▶ [Exercise instructions]:
Search the material for the word "JSON" and report each line where it turns up.

▶ [Provided records]:
** start **

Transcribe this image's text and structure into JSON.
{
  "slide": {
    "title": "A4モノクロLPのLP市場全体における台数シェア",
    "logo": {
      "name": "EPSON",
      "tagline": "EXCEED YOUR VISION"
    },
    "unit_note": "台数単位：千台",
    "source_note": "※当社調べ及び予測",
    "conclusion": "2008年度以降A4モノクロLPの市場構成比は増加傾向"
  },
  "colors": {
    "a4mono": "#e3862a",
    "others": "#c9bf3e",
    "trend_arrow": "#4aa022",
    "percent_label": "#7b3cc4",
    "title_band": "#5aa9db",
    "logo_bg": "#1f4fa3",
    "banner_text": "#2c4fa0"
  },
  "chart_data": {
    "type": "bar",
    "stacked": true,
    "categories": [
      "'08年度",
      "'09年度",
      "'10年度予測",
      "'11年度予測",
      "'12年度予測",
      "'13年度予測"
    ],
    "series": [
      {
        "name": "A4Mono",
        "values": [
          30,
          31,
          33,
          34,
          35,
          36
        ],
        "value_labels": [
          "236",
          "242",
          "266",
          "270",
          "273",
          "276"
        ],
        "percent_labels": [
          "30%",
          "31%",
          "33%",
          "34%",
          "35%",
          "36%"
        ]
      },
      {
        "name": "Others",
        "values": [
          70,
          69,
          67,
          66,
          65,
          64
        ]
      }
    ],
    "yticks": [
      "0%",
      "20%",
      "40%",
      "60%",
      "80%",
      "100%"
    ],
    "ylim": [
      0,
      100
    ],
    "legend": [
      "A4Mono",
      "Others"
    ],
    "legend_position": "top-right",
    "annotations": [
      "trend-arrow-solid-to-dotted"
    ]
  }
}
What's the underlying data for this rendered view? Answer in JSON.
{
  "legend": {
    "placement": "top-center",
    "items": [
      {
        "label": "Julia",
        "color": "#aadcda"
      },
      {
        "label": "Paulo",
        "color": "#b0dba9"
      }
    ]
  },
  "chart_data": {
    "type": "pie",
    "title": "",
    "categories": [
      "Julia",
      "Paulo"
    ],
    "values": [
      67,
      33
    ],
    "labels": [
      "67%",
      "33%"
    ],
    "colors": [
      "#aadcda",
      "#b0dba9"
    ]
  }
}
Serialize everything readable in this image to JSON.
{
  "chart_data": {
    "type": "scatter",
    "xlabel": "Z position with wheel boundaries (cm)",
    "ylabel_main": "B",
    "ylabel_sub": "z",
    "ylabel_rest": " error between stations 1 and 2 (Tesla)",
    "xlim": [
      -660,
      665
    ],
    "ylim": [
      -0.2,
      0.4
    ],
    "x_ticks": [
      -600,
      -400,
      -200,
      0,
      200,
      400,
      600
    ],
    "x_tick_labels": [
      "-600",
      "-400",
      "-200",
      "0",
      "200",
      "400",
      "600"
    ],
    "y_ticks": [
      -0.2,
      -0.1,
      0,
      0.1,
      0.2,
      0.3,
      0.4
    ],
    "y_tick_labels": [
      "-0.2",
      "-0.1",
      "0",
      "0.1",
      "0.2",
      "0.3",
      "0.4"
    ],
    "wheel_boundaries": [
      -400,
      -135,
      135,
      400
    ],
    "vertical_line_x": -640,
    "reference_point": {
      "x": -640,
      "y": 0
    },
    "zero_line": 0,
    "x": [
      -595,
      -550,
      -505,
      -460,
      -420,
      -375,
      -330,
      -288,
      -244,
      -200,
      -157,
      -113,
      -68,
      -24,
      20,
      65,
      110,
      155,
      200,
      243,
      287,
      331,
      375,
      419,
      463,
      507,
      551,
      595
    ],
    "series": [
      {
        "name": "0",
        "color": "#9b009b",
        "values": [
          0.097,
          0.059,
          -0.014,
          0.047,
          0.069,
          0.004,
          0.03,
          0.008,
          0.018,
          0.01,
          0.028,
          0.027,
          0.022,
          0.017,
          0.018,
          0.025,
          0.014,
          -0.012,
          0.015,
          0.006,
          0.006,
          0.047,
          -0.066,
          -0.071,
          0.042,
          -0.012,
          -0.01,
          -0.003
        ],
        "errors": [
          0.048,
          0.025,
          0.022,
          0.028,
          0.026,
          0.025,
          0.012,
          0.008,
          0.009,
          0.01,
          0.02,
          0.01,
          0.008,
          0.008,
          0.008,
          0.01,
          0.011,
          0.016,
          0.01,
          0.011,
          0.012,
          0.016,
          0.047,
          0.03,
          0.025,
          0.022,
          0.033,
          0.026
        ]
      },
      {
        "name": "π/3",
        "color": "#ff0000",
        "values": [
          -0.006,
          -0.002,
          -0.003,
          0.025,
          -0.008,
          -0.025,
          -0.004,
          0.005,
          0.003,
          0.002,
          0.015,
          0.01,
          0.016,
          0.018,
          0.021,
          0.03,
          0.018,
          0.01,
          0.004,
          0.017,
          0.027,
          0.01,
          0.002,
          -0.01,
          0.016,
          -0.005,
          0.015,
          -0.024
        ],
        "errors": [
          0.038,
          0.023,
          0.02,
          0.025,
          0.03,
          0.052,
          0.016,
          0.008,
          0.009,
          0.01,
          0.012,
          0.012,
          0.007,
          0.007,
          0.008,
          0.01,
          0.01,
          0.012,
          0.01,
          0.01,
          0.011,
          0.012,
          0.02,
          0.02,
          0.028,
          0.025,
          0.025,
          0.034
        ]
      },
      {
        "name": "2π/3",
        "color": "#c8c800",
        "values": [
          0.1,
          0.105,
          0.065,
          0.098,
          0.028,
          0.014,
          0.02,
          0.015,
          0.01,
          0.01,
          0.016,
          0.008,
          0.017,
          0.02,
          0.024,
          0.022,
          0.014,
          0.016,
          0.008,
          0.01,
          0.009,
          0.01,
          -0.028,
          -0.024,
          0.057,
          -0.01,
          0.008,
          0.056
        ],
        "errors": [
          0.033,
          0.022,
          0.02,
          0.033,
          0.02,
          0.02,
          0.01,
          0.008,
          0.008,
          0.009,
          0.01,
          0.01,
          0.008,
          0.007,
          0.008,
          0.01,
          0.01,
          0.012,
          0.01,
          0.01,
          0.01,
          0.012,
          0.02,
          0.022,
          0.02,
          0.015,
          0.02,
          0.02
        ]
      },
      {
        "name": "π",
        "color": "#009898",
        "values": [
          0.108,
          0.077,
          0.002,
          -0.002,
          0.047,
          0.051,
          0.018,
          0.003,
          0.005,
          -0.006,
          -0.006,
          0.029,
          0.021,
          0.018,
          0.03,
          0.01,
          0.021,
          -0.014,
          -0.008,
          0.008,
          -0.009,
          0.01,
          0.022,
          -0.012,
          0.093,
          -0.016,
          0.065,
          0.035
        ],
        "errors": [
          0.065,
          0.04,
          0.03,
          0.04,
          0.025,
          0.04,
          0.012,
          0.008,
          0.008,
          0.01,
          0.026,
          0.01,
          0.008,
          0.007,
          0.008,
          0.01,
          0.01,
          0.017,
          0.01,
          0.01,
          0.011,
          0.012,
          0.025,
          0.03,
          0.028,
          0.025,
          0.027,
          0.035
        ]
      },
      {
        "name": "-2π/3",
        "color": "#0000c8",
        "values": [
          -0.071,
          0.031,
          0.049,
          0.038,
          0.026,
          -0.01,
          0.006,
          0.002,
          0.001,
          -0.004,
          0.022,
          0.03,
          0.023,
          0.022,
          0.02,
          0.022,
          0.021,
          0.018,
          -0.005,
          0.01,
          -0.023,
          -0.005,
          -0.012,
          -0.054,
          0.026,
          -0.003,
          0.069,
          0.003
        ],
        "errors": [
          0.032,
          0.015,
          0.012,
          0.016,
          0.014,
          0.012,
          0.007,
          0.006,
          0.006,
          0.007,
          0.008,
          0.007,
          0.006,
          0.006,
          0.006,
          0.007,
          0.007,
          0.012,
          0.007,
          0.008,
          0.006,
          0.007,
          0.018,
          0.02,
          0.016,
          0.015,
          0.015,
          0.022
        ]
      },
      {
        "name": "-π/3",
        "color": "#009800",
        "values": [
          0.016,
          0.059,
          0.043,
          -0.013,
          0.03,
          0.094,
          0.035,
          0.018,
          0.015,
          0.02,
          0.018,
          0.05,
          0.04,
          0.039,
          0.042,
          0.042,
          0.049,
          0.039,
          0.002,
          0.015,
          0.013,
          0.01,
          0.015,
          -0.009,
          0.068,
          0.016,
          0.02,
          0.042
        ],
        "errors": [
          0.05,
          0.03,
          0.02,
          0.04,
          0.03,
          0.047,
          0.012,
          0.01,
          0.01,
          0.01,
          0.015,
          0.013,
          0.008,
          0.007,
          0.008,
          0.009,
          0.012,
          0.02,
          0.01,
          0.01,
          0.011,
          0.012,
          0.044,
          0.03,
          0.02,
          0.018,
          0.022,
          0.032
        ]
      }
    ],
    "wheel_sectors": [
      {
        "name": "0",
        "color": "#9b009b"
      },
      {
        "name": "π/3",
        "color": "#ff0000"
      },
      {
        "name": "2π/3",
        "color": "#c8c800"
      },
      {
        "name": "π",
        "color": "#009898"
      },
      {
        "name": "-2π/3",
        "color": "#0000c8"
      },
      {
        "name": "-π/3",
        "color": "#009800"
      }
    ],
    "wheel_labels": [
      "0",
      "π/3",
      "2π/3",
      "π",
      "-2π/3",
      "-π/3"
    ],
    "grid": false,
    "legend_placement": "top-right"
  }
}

** end **

▶ [Solved problem]:
Transcribe this image's text and structure into JSON.
What's the underlying data for this rendered view? Answer in JSON.
Serialize everything readable in this image to JSON.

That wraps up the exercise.